◆ **Data items**
# # # # #

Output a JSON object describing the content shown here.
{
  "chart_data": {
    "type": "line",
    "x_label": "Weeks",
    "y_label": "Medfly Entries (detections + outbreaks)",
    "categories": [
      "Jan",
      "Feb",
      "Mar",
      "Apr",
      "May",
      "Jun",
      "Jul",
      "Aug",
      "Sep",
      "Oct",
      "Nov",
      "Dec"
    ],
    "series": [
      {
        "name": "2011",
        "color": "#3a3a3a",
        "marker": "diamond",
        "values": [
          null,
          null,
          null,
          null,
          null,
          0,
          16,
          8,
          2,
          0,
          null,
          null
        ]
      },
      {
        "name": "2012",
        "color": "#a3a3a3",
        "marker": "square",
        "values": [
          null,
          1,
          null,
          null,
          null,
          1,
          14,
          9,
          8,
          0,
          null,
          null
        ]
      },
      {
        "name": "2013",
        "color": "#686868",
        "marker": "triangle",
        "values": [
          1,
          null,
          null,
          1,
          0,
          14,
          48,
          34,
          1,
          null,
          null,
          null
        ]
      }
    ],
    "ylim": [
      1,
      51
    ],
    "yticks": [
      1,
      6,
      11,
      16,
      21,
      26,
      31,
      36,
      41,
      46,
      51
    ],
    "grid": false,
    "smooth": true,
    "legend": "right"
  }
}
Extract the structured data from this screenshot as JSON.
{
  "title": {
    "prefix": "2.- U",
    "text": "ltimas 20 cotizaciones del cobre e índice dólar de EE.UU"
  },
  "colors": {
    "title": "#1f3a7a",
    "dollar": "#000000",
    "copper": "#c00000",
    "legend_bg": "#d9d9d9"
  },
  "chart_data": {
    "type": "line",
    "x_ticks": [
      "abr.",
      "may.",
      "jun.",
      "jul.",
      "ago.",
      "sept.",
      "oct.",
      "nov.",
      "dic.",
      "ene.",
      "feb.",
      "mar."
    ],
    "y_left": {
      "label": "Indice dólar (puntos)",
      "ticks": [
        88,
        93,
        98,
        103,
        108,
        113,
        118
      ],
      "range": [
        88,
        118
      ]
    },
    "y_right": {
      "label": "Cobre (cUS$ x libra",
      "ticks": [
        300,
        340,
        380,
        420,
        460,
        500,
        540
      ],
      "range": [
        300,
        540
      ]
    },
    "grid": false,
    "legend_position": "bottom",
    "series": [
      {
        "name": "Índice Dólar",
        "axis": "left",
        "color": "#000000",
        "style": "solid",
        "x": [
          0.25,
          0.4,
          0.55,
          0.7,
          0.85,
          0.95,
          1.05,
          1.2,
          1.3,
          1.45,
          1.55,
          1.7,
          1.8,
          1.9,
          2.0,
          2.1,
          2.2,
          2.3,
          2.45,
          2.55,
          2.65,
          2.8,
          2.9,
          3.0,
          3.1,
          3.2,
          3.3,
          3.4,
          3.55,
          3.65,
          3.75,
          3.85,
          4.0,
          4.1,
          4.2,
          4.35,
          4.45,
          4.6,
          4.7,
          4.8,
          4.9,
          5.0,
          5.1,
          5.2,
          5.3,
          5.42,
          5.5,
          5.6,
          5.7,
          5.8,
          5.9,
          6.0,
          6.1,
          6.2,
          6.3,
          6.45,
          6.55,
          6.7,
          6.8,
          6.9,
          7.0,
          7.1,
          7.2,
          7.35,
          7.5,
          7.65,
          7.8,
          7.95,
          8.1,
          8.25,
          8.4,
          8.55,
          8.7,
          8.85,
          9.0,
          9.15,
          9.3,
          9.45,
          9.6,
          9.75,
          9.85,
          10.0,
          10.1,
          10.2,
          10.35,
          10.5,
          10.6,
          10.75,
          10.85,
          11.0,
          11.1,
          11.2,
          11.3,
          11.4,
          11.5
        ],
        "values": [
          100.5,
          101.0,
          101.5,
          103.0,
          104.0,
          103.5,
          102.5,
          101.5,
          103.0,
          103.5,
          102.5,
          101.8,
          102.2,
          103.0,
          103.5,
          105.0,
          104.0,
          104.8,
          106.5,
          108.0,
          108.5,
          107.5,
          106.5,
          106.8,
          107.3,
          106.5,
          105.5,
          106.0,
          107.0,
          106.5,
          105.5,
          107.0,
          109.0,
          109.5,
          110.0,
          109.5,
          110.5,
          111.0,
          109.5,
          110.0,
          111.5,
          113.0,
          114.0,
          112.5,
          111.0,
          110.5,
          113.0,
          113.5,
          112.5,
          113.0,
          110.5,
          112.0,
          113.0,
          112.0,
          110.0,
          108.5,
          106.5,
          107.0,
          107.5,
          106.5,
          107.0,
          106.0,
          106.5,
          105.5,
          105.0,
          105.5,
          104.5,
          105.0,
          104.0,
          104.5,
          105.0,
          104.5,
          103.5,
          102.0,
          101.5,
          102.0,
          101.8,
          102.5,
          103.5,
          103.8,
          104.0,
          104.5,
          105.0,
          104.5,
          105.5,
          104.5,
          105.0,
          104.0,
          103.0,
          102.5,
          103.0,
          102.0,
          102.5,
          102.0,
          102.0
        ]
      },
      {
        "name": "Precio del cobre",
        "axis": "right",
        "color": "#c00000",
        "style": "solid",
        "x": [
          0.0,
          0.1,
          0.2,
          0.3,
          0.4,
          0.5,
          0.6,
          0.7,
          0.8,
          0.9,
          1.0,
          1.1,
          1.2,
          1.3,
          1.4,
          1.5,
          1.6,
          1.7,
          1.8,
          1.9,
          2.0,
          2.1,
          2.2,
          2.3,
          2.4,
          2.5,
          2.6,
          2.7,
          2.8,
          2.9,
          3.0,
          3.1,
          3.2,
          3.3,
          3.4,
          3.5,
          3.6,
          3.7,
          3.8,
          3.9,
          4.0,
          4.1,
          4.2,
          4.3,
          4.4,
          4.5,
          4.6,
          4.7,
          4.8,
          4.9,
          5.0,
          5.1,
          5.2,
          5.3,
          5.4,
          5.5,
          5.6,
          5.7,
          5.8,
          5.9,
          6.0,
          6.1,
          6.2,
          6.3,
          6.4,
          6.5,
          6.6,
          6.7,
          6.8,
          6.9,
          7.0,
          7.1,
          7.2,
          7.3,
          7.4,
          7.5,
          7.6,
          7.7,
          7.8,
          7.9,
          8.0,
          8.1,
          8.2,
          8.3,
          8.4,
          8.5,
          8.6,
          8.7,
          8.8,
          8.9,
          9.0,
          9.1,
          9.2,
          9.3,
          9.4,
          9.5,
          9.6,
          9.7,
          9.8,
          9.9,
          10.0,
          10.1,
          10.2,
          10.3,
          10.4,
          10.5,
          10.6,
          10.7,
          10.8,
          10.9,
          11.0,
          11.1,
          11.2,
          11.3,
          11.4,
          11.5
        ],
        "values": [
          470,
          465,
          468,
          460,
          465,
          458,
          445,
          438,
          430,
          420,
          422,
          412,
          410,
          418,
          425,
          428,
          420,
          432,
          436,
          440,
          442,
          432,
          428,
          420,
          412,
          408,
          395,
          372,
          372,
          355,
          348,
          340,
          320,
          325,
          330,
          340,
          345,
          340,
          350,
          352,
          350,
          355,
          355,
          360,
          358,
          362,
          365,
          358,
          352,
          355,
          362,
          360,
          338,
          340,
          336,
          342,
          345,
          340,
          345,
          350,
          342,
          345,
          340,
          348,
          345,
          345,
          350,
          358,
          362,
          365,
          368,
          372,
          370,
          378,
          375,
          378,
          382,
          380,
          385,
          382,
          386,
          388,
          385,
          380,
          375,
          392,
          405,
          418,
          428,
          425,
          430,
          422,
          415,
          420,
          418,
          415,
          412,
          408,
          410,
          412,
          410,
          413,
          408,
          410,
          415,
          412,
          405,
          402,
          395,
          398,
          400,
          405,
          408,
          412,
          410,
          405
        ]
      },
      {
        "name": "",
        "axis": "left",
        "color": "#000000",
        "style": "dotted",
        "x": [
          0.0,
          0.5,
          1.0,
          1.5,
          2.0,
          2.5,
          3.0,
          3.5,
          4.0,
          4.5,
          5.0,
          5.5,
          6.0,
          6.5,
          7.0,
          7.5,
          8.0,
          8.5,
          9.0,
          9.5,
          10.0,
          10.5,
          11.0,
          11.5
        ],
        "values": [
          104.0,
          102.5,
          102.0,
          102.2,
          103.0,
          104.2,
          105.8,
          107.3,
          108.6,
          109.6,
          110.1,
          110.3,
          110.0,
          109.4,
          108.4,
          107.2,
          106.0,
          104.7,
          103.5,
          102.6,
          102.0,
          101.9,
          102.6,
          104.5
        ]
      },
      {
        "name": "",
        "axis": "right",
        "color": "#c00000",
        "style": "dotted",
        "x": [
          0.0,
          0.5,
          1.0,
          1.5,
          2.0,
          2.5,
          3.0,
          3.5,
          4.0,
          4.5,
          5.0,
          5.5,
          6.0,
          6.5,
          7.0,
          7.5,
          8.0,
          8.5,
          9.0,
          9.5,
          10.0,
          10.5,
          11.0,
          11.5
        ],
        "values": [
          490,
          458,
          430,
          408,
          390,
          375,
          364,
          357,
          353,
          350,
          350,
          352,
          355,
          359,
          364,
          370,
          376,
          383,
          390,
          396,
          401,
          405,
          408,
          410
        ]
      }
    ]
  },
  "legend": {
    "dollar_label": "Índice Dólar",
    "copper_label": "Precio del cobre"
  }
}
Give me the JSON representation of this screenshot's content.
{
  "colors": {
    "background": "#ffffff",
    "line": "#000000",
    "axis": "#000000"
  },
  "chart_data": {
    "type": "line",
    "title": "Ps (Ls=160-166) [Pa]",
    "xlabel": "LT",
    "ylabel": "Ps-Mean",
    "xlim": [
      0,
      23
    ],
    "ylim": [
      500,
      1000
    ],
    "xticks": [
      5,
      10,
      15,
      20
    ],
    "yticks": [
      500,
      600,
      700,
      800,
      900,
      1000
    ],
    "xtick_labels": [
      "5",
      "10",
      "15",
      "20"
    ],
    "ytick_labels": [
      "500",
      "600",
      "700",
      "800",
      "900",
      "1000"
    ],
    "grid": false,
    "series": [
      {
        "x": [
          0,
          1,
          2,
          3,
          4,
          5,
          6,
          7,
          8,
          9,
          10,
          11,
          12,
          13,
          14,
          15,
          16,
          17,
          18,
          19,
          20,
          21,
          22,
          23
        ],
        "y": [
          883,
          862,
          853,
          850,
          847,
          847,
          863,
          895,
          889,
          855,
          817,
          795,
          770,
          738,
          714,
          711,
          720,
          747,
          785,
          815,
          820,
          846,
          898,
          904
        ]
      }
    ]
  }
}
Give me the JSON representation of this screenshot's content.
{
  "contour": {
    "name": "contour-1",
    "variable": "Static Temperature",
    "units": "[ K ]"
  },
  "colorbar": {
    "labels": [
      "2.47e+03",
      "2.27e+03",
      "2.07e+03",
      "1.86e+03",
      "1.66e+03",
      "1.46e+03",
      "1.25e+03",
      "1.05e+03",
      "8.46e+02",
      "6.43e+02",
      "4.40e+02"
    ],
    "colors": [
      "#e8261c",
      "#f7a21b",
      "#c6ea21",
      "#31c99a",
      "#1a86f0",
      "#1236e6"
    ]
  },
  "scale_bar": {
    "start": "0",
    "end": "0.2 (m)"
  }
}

# # # # #

◆ **REQUIRED WORK**
Point out every line holding the string "Precio" and copy it.

◆ **ANSWER FOR THE TASK**
        "name": "Precio del cobre",
    "copper_label": "Precio del cobre"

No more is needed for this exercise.